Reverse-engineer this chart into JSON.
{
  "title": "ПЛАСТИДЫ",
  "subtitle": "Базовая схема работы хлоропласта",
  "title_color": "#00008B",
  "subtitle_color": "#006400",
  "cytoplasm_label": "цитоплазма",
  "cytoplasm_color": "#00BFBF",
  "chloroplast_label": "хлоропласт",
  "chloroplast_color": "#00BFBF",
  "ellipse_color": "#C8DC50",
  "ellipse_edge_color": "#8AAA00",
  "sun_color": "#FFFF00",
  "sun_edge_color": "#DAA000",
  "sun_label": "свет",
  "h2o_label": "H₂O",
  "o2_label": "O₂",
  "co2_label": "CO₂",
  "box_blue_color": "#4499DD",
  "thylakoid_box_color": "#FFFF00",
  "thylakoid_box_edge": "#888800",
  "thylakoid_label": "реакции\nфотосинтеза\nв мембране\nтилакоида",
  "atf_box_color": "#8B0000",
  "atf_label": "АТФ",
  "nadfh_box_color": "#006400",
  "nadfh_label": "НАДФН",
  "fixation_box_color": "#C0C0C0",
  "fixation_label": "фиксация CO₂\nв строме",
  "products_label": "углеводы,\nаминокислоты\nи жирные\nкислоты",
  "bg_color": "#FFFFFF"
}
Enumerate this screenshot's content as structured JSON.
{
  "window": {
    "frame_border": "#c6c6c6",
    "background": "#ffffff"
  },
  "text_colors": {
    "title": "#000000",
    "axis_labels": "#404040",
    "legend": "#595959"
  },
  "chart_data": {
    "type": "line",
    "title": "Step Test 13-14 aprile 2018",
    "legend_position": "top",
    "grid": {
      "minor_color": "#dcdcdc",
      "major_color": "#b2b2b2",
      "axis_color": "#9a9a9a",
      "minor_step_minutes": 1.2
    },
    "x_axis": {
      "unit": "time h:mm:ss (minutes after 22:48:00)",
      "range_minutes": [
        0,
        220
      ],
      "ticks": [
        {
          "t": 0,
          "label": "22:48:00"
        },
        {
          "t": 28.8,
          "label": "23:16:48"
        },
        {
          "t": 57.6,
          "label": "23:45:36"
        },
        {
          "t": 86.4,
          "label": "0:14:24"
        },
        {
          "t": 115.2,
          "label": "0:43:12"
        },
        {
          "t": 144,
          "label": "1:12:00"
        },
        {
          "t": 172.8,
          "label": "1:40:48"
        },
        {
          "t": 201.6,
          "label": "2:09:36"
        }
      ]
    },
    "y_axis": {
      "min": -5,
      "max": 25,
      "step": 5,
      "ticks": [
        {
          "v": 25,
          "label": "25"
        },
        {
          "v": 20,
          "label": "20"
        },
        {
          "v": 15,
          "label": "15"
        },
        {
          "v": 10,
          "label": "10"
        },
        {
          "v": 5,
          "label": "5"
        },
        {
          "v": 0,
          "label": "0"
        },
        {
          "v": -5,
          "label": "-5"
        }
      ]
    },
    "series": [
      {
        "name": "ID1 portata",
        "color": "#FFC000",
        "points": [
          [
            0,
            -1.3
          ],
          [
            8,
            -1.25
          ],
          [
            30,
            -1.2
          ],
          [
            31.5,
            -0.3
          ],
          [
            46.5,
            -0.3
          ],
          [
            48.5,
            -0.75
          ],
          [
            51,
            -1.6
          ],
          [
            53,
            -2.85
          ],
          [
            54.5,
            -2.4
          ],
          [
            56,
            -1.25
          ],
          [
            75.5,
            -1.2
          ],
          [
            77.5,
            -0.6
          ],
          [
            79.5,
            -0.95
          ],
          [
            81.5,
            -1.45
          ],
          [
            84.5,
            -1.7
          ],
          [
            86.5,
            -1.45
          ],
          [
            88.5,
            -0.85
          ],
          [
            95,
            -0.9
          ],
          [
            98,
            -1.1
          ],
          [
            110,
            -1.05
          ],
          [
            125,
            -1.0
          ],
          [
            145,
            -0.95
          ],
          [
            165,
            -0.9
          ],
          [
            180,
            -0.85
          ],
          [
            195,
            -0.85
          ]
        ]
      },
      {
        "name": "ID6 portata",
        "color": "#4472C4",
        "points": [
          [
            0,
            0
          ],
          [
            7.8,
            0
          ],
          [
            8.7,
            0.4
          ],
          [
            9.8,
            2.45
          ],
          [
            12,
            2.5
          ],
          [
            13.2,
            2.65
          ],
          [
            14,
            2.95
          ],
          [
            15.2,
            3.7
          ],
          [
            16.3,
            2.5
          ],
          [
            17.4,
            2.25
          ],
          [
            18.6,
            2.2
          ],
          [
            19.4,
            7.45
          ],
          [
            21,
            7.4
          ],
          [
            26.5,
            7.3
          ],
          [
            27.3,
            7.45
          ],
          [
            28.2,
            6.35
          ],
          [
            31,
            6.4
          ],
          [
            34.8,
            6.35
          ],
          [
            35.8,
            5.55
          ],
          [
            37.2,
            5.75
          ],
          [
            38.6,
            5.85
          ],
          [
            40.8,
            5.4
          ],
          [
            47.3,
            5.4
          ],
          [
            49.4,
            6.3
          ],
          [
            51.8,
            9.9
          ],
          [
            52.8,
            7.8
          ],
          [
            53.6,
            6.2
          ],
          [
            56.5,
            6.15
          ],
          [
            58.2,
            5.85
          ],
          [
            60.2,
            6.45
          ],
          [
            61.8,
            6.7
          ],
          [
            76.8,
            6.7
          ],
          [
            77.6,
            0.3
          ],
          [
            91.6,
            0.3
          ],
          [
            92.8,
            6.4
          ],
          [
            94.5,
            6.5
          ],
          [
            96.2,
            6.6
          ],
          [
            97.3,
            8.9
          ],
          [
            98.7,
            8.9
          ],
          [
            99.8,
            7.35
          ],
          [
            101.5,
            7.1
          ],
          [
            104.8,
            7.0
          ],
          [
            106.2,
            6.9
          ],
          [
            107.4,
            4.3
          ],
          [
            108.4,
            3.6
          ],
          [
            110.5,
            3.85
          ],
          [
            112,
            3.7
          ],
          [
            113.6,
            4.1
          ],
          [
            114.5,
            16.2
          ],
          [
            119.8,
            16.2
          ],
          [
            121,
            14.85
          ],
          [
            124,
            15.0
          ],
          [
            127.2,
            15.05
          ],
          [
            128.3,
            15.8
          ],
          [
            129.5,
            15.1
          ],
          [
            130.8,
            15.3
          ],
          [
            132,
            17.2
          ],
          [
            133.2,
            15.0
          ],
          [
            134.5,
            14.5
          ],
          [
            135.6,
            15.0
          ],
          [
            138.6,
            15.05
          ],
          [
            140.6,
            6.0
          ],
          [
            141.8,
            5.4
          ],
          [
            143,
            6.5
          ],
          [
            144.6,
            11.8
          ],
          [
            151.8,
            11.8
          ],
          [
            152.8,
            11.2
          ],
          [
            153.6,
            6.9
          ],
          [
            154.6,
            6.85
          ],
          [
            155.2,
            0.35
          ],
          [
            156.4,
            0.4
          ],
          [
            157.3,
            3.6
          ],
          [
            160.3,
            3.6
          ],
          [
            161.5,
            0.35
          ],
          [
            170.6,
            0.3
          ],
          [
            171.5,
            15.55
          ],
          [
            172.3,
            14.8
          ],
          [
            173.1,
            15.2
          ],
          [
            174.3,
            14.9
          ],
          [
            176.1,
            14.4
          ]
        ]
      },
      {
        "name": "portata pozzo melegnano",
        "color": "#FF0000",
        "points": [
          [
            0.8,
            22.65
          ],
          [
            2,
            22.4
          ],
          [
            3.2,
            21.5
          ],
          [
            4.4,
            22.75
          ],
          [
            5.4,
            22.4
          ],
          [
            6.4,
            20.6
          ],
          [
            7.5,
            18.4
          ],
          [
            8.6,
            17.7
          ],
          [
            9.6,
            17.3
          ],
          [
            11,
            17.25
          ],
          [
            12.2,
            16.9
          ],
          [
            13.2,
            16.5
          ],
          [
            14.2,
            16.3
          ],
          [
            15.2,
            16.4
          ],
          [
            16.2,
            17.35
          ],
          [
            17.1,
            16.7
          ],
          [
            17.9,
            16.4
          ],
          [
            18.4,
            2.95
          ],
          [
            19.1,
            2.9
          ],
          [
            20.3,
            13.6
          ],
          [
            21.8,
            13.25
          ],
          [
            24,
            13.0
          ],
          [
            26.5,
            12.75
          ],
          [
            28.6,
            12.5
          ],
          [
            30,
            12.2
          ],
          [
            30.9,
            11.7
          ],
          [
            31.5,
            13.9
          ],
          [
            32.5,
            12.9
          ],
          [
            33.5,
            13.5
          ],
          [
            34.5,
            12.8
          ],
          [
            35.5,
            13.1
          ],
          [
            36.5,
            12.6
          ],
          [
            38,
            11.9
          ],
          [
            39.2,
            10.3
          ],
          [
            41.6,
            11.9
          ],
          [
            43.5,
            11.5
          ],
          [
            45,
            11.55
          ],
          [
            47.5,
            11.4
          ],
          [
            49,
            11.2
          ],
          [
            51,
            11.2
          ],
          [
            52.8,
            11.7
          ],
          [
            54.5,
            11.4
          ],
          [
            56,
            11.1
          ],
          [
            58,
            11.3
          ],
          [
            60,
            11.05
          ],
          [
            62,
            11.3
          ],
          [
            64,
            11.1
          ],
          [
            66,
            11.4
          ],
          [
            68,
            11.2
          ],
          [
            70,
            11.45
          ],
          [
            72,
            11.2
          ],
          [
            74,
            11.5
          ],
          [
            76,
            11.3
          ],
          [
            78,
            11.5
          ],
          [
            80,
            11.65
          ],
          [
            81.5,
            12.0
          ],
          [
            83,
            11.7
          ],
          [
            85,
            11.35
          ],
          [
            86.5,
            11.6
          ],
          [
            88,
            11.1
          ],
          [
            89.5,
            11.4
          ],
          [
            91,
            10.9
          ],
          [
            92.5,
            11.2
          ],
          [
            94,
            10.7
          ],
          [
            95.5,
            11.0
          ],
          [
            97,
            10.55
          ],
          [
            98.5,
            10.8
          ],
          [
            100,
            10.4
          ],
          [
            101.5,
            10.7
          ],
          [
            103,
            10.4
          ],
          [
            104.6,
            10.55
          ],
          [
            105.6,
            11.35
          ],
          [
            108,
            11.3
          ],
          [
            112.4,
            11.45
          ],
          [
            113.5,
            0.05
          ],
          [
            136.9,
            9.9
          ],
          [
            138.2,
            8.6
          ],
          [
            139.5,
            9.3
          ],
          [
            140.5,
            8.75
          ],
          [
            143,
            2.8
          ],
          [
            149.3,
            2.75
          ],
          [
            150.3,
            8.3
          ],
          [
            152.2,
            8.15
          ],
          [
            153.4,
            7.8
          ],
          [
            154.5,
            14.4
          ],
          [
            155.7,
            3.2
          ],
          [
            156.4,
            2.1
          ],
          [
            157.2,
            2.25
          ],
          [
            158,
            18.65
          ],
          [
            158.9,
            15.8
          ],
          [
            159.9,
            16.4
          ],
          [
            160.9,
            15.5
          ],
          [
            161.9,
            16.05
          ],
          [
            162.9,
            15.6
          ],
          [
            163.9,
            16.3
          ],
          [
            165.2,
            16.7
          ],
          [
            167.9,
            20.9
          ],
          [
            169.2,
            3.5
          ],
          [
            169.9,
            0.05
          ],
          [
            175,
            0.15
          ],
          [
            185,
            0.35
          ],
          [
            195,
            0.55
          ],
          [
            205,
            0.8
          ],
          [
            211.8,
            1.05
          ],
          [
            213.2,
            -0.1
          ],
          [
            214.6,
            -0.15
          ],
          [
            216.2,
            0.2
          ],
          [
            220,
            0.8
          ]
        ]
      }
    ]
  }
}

###

▸ Aim: Filter the data, keeping only the lines that contain "JSON".

▸ Result of this exercise:
Reverse-engineer this chart into JSON.
Enumerate this screenshot's content as structured JSON.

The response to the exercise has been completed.